(Provided records)
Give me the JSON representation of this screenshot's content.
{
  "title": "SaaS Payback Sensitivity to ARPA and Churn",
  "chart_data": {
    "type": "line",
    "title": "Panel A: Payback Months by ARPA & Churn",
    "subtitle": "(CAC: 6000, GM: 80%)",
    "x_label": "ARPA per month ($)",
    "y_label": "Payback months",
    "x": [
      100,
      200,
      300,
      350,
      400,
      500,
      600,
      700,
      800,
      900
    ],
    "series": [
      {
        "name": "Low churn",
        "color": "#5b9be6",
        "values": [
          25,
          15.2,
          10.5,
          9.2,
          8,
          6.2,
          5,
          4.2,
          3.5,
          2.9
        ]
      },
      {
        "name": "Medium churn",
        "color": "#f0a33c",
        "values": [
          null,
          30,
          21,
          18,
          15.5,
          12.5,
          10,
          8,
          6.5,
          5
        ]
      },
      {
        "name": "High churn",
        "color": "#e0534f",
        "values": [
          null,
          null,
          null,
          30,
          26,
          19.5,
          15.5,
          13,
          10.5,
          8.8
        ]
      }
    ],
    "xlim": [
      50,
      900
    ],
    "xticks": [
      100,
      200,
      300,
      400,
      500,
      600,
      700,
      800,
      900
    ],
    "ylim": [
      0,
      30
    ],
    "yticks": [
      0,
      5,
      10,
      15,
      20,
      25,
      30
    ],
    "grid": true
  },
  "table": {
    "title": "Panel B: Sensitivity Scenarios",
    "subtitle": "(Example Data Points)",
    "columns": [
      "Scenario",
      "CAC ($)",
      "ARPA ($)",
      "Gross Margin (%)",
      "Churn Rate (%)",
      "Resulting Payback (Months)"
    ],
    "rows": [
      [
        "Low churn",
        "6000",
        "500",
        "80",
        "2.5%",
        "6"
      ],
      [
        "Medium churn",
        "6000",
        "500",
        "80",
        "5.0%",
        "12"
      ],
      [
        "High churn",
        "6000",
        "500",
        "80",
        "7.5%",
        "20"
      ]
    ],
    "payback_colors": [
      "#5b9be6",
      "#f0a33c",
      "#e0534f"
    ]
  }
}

(Short exercise)
Return all of the entries exactly as they were supplied.

(Task answer)
Give me the JSON representation of this screenshot's content.
{
  "title": "SaaS Payback Sensitivity to ARPA and Churn",
  "chart_data": {
    "type": "line",
    "title": "Panel A: Payback Months by ARPA & Churn",
    "subtitle": "(CAC: 6000, GM: 80%)",
    "x_label": "ARPA per month ($)",
    "y_label": "Payback months",
    "x": [
      100,
      200,
      300,
      350,
      400,
      500,
      600,
      700,
      800,
      900
    ],
    "series": [
      {
        "name": "Low churn",
        "color": "#5b9be6",
        "values": [
          25,
          15.2,
          10.5,
          9.2,
          8,
          6.2,
          5,
          4.2,
          3.5,
          2.9
        ]
      },
      {
        "name": "Medium churn",
        "color": "#f0a33c",
        "values": [
          null,
          30,
          21,
          18,
          15.5,
          12.5,
          10,
          8,
          6.5,
          5
        ]
      },
      {
        "name": "High churn",
        "color": "#e0534f",
        "values": [
          null,
          null,
          null,
          30,
          26,
          19.5,
          15.5,
          13,
          10.5,
          8.8
        ]
      }
    ],
    "xlim": [
      50,
      900
    ],
    "xticks": [
      100,
      200,
      300,
      400,
      500,
      600,
      700,
      800,
      900
    ],
    "ylim": [
      0,
      30
    ],
    "yticks": [
      0,
      5,
      10,
      15,
      20,
      25,
      30
    ],
    "grid": true
  },
  "table": {
    "title": "Panel B: Sensitivity Scenarios",
    "subtitle": "(Example Data Points)",
    "columns": [
      "Scenario",
      "CAC ($)",
      "ARPA ($)",
      "Gross Margin (%)",
      "Churn Rate (%)",
      "Resulting Payback (Months)"
    ],
    "rows": [
      [
        "Low churn",
        "6000",
        "500",
        "80",
        "2.5%",
        "6"
      ],
      [
        "Medium churn",
        "6000",
        "500",
        "80",
        "5.0%",
        "12"
      ],
      [
        "High churn",
        "6000",
        "500",
        "80",
        "7.5%",
        "20"
      ]
    ],
    "payback_colors": [
      "#5b9be6",
      "#f0a33c",
      "#e0534f"
    ]
  }
}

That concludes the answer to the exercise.